■ **EXERCISE REQUIREMENTS**: In the listing below, find every line containing "this" and copy it out.

(Data records)
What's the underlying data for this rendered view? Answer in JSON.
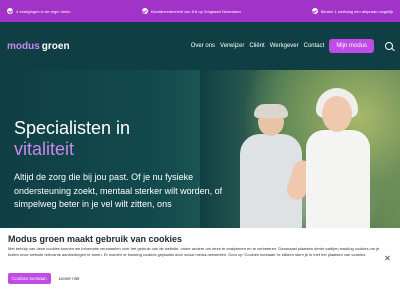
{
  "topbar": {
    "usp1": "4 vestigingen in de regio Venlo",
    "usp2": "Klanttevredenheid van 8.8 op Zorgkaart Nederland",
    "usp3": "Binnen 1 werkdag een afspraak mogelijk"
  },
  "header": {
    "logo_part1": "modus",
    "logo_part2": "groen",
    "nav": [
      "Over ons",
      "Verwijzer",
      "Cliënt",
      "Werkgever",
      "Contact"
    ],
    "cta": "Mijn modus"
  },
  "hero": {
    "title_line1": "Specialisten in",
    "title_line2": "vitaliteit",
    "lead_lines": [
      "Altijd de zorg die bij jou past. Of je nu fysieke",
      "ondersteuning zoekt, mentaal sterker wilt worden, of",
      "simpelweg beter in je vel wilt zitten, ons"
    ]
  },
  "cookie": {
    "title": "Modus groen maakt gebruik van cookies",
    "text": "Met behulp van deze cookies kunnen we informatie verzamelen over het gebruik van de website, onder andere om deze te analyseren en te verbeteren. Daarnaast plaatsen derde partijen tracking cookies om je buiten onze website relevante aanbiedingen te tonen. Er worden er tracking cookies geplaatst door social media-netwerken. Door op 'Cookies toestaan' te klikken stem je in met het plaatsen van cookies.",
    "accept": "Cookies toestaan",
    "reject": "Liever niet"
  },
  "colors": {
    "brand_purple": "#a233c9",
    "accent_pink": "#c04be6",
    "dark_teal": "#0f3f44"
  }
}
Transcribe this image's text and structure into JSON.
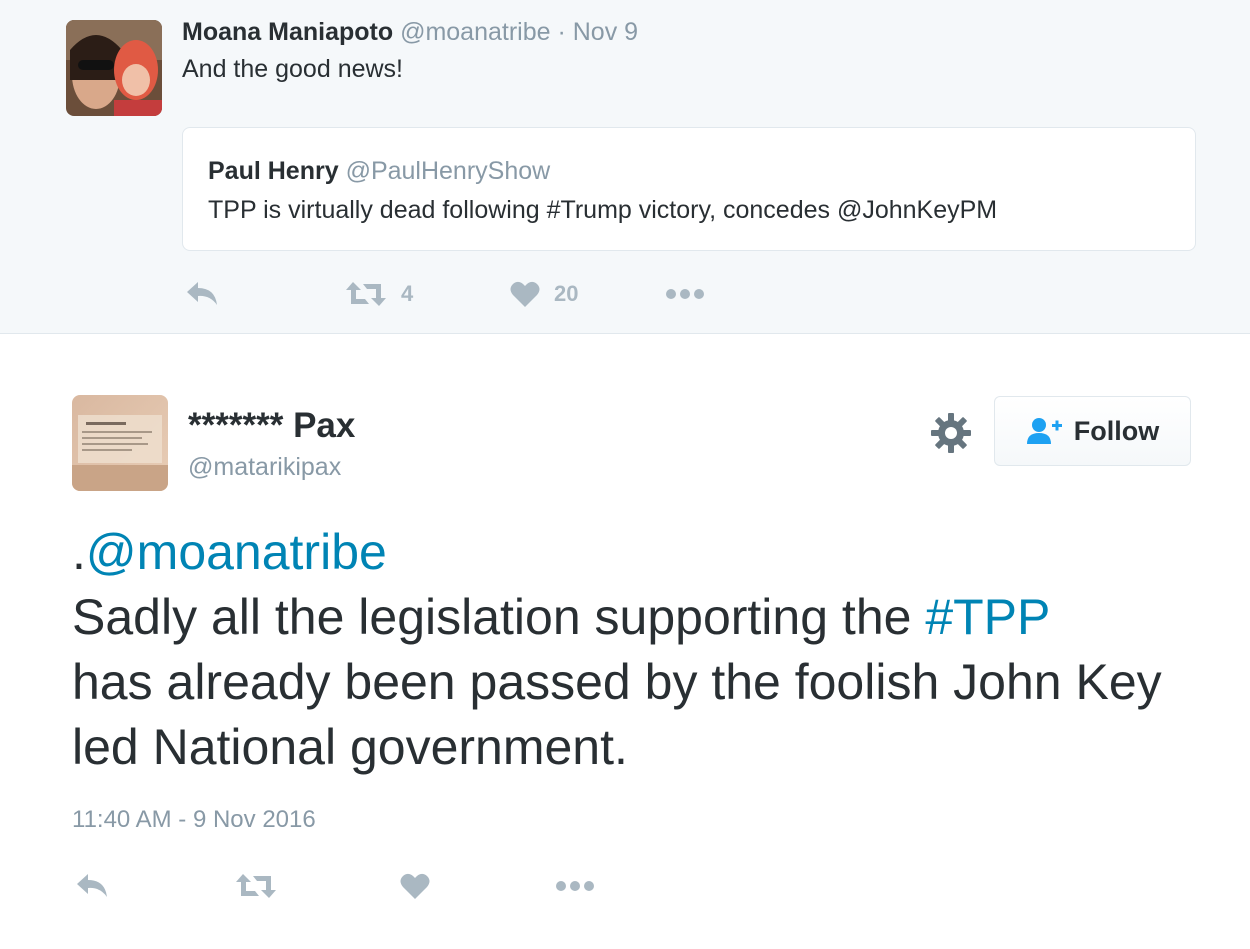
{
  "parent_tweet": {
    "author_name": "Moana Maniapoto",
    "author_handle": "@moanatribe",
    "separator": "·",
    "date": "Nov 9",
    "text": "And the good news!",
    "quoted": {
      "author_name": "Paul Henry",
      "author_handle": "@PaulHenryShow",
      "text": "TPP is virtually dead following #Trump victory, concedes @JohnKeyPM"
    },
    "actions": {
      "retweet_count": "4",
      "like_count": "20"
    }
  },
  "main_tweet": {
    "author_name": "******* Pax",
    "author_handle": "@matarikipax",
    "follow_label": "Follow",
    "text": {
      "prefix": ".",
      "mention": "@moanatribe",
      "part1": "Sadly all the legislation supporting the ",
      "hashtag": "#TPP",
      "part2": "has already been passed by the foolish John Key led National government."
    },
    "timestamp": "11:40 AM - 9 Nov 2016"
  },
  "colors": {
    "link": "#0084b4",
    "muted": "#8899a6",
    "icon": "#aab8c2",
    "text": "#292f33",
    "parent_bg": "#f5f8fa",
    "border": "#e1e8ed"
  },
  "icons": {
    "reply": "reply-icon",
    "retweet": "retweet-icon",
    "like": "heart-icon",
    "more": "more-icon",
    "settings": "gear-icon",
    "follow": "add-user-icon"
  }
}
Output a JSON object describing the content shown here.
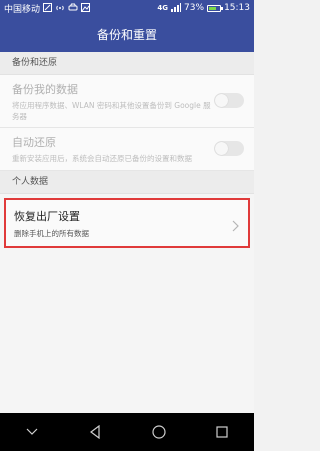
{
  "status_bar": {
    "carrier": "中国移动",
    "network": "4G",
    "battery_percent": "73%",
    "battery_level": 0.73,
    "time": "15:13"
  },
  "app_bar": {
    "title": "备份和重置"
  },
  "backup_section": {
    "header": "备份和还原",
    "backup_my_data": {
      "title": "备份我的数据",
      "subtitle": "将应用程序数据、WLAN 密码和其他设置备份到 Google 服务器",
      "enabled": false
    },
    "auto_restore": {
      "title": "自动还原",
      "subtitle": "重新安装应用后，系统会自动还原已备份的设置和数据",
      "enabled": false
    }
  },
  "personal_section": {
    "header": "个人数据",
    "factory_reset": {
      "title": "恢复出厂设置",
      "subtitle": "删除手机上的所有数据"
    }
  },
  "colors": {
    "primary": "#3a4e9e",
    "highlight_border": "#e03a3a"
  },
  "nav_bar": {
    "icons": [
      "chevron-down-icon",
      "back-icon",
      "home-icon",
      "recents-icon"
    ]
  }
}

■ **EXERCISE ANSWER**:
What's the underlying data for this rendered view? Answer in JSON.
Transcribe this image's text and structure into JSON.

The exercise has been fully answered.